== Aim ==
Will you transcribe all the entries word for word, skipping the pictures they hold?

== Recorded information ==
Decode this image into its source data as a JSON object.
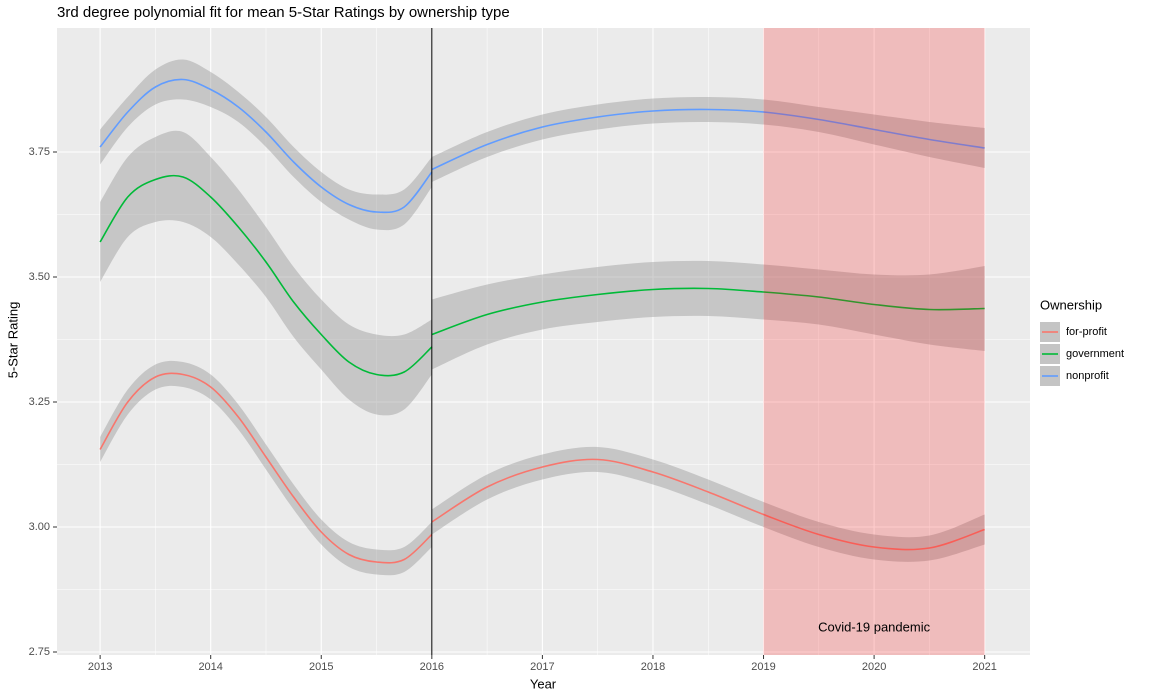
{
  "chart_data": {
    "type": "line",
    "title": "3rd degree polynomial fit for mean 5-Star Ratings by ownership type",
    "x_label": "Year",
    "y_label": "5-Star Rating",
    "legend_title": "Ownership",
    "legend": "right",
    "x": [
      2013,
      2013.25,
      2013.5,
      2013.75,
      2014,
      2014.25,
      2014.5,
      2014.75,
      2015,
      2015.25,
      2015.5,
      2015.75,
      2016,
      null,
      2016,
      2016.5,
      2017,
      2017.5,
      2018,
      2018.5,
      2019,
      2019.5,
      2020,
      2020.5,
      2021
    ],
    "series": [
      {
        "name": "for-profit",
        "color": "#F8766D",
        "values": [
          3.155,
          3.25,
          3.3,
          3.305,
          3.28,
          3.22,
          3.14,
          3.06,
          2.99,
          2.945,
          2.93,
          2.935,
          2.985,
          null,
          3.01,
          3.08,
          3.12,
          3.135,
          3.11,
          3.07,
          3.025,
          2.985,
          2.96,
          2.958,
          2.995
        ],
        "lower": [
          3.13,
          3.225,
          3.275,
          3.28,
          3.255,
          3.195,
          3.115,
          3.035,
          2.965,
          2.92,
          2.905,
          2.91,
          2.96,
          null,
          2.985,
          3.055,
          3.095,
          3.11,
          3.085,
          3.045,
          3.0,
          2.96,
          2.935,
          2.933,
          2.965
        ],
        "upper": [
          3.18,
          3.275,
          3.325,
          3.33,
          3.305,
          3.245,
          3.165,
          3.085,
          3.015,
          2.97,
          2.955,
          2.96,
          3.01,
          null,
          3.035,
          3.105,
          3.145,
          3.16,
          3.135,
          3.095,
          3.05,
          3.01,
          2.985,
          2.983,
          3.025
        ]
      },
      {
        "name": "government",
        "color": "#00BA38",
        "values": [
          3.57,
          3.66,
          3.695,
          3.7,
          3.66,
          3.6,
          3.53,
          3.45,
          3.385,
          3.33,
          3.305,
          3.31,
          3.36,
          null,
          3.385,
          3.425,
          3.45,
          3.465,
          3.475,
          3.477,
          3.47,
          3.46,
          3.445,
          3.435,
          3.437
        ],
        "lower": [
          3.49,
          3.58,
          3.61,
          3.61,
          3.58,
          3.525,
          3.46,
          3.38,
          3.315,
          3.255,
          3.225,
          3.235,
          3.305,
          null,
          3.315,
          3.365,
          3.395,
          3.41,
          3.42,
          3.422,
          3.415,
          3.405,
          3.385,
          3.365,
          3.352
        ],
        "upper": [
          3.65,
          3.74,
          3.78,
          3.79,
          3.74,
          3.675,
          3.6,
          3.52,
          3.455,
          3.405,
          3.385,
          3.385,
          3.415,
          null,
          3.455,
          3.485,
          3.505,
          3.52,
          3.53,
          3.532,
          3.525,
          3.515,
          3.505,
          3.505,
          3.522
        ]
      },
      {
        "name": "nonprofit",
        "color": "#619CFF",
        "values": [
          3.76,
          3.83,
          3.88,
          3.895,
          3.875,
          3.84,
          3.79,
          3.73,
          3.68,
          3.645,
          3.63,
          3.64,
          3.71,
          null,
          3.715,
          3.765,
          3.8,
          3.82,
          3.832,
          3.835,
          3.83,
          3.815,
          3.795,
          3.775,
          3.758
        ],
        "lower": [
          3.725,
          3.8,
          3.845,
          3.855,
          3.84,
          3.81,
          3.76,
          3.7,
          3.65,
          3.615,
          3.595,
          3.605,
          3.68,
          null,
          3.69,
          3.74,
          3.775,
          3.795,
          3.807,
          3.81,
          3.805,
          3.79,
          3.765,
          3.74,
          3.718
        ],
        "upper": [
          3.795,
          3.86,
          3.915,
          3.935,
          3.91,
          3.87,
          3.82,
          3.76,
          3.71,
          3.675,
          3.665,
          3.675,
          3.74,
          null,
          3.74,
          3.79,
          3.825,
          3.845,
          3.857,
          3.86,
          3.855,
          3.84,
          3.825,
          3.81,
          3.798
        ]
      }
    ],
    "band_color": "#999999",
    "vline": 2016,
    "shade": {
      "x": [
        2019,
        2021
      ],
      "color": "#ff0000",
      "label": "Covid-19 pandemic"
    },
    "xlim": [
      2012.61,
      2021.41
    ],
    "xticks": [
      2013,
      2014,
      2015,
      2016,
      2017,
      2018,
      2019,
      2020,
      2021
    ],
    "ylim": [
      2.744,
      3.998
    ],
    "yticks": [
      2.75,
      {
        "value": 3,
        "label": "3.00"
      },
      3.25,
      {
        "value": 3.5,
        "label": "3.50"
      },
      3.75
    ],
    "grid": true
  }
}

== The result ==
Decode this image into its source data as a JSON object.
{
  "chart_data": {
    "type": "line",
    "title": "3rd degree polynomial fit for mean 5-Star Ratings by ownership type",
    "x_label": "Year",
    "y_label": "5-Star Rating",
    "legend_title": "Ownership",
    "legend": "right",
    "x": [
      2013,
      2013.25,
      2013.5,
      2013.75,
      2014,
      2014.25,
      2014.5,
      2014.75,
      2015,
      2015.25,
      2015.5,
      2015.75,
      2016,
      null,
      2016,
      2016.5,
      2017,
      2017.5,
      2018,
      2018.5,
      2019,
      2019.5,
      2020,
      2020.5,
      2021
    ],
    "series": [
      {
        "name": "for-profit",
        "color": "#F8766D",
        "values": [
          3.155,
          3.25,
          3.3,
          3.305,
          3.28,
          3.22,
          3.14,
          3.06,
          2.99,
          2.945,
          2.93,
          2.935,
          2.985,
          null,
          3.01,
          3.08,
          3.12,
          3.135,
          3.11,
          3.07,
          3.025,
          2.985,
          2.96,
          2.958,
          2.995
        ],
        "lower": [
          3.13,
          3.225,
          3.275,
          3.28,
          3.255,
          3.195,
          3.115,
          3.035,
          2.965,
          2.92,
          2.905,
          2.91,
          2.96,
          null,
          2.985,
          3.055,
          3.095,
          3.11,
          3.085,
          3.045,
          3.0,
          2.96,
          2.935,
          2.933,
          2.965
        ],
        "upper": [
          3.18,
          3.275,
          3.325,
          3.33,
          3.305,
          3.245,
          3.165,
          3.085,
          3.015,
          2.97,
          2.955,
          2.96,
          3.01,
          null,
          3.035,
          3.105,
          3.145,
          3.16,
          3.135,
          3.095,
          3.05,
          3.01,
          2.985,
          2.983,
          3.025
        ]
      },
      {
        "name": "government",
        "color": "#00BA38",
        "values": [
          3.57,
          3.66,
          3.695,
          3.7,
          3.66,
          3.6,
          3.53,
          3.45,
          3.385,
          3.33,
          3.305,
          3.31,
          3.36,
          null,
          3.385,
          3.425,
          3.45,
          3.465,
          3.475,
          3.477,
          3.47,
          3.46,
          3.445,
          3.435,
          3.437
        ],
        "lower": [
          3.49,
          3.58,
          3.61,
          3.61,
          3.58,
          3.525,
          3.46,
          3.38,
          3.315,
          3.255,
          3.225,
          3.235,
          3.305,
          null,
          3.315,
          3.365,
          3.395,
          3.41,
          3.42,
          3.422,
          3.415,
          3.405,
          3.385,
          3.365,
          3.352
        ],
        "upper": [
          3.65,
          3.74,
          3.78,
          3.79,
          3.74,
          3.675,
          3.6,
          3.52,
          3.455,
          3.405,
          3.385,
          3.385,
          3.415,
          null,
          3.455,
          3.485,
          3.505,
          3.52,
          3.53,
          3.532,
          3.525,
          3.515,
          3.505,
          3.505,
          3.522
        ]
      },
      {
        "name": "nonprofit",
        "color": "#619CFF",
        "values": [
          3.76,
          3.83,
          3.88,
          3.895,
          3.875,
          3.84,
          3.79,
          3.73,
          3.68,
          3.645,
          3.63,
          3.64,
          3.71,
          null,
          3.715,
          3.765,
          3.8,
          3.82,
          3.832,
          3.835,
          3.83,
          3.815,
          3.795,
          3.775,
          3.758
        ],
        "lower": [
          3.725,
          3.8,
          3.845,
          3.855,
          3.84,
          3.81,
          3.76,
          3.7,
          3.65,
          3.615,
          3.595,
          3.605,
          3.68,
          null,
          3.69,
          3.74,
          3.775,
          3.795,
          3.807,
          3.81,
          3.805,
          3.79,
          3.765,
          3.74,
          3.718
        ],
        "upper": [
          3.795,
          3.86,
          3.915,
          3.935,
          3.91,
          3.87,
          3.82,
          3.76,
          3.71,
          3.675,
          3.665,
          3.675,
          3.74,
          null,
          3.74,
          3.79,
          3.825,
          3.845,
          3.857,
          3.86,
          3.855,
          3.84,
          3.825,
          3.81,
          3.798
        ]
      }
    ],
    "band_color": "#999999",
    "vline": 2016,
    "shade": {
      "x": [
        2019,
        2021
      ],
      "color": "#ff0000",
      "label": "Covid-19 pandemic"
    },
    "xlim": [
      2012.61,
      2021.41
    ],
    "xticks": [
      2013,
      2014,
      2015,
      2016,
      2017,
      2018,
      2019,
      2020,
      2021
    ],
    "ylim": [
      2.744,
      3.998
    ],
    "yticks": [
      2.75,
      {
        "value": 3,
        "label": "3.00"
      },
      3.25,
      {
        "value": 3.5,
        "label": "3.50"
      },
      3.75
    ],
    "grid": true
  }
}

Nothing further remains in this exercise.